*What is needed:*
Copy out the listing in full, exactly as written, but not its pictures.

— start —

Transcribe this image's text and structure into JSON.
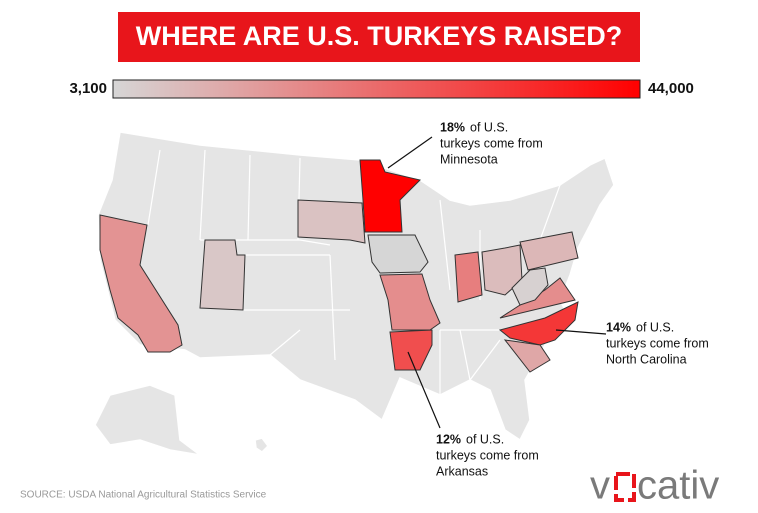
{
  "chart_data": {
    "type": "choropleth",
    "title": "WHERE ARE U.S. TURKEYS RAISED?",
    "color_range": [
      3100,
      44000
    ],
    "color_ticks": [
      {
        "value": 3100,
        "label": "3,100"
      },
      {
        "value": 44000,
        "label": "44,000"
      }
    ],
    "colors": [
      "#d6d6d6",
      "#ff0000"
    ],
    "values": [
      44000,
      33500,
      29000,
      20000,
      17000,
      17000,
      16000,
      12000,
      8000,
      9000,
      7000,
      6000,
      4000,
      3100
    ],
    "annotations": [
      {
        "bold": "18%",
        "text": [
          "of U.S.",
          "turkeys come from",
          "Minnesota"
        ]
      },
      {
        "bold": "14%",
        "text": [
          "of U.S.",
          "turkeys come from",
          "North Carolina"
        ]
      },
      {
        "bold": "12%",
        "text": [
          "of U.S.",
          "turkeys come from",
          "Arkansas"
        ]
      }
    ],
    "source": "SOURCE: USDA National Agricultural Statistics Service",
    "logo": {
      "left": "v",
      "right": "cativ"
    }
  }
}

— end —

*The result:*
Transcribe this image's text and structure into JSON.
{
  "chart_data": {
    "type": "choropleth",
    "title": "WHERE ARE U.S. TURKEYS RAISED?",
    "color_range": [
      3100,
      44000
    ],
    "color_ticks": [
      {
        "value": 3100,
        "label": "3,100"
      },
      {
        "value": 44000,
        "label": "44,000"
      }
    ],
    "colors": [
      "#d6d6d6",
      "#ff0000"
    ],
    "values": [
      44000,
      33500,
      29000,
      20000,
      17000,
      17000,
      16000,
      12000,
      8000,
      9000,
      7000,
      6000,
      4000,
      3100
    ],
    "annotations": [
      {
        "bold": "18%",
        "text": [
          "of U.S.",
          "turkeys come from",
          "Minnesota"
        ]
      },
      {
        "bold": "14%",
        "text": [
          "of U.S.",
          "turkeys come from",
          "North Carolina"
        ]
      },
      {
        "bold": "12%",
        "text": [
          "of U.S.",
          "turkeys come from",
          "Arkansas"
        ]
      }
    ],
    "source": "SOURCE: USDA National Agricultural Statistics Service",
    "logo": {
      "left": "v",
      "right": "cativ"
    }
  }
}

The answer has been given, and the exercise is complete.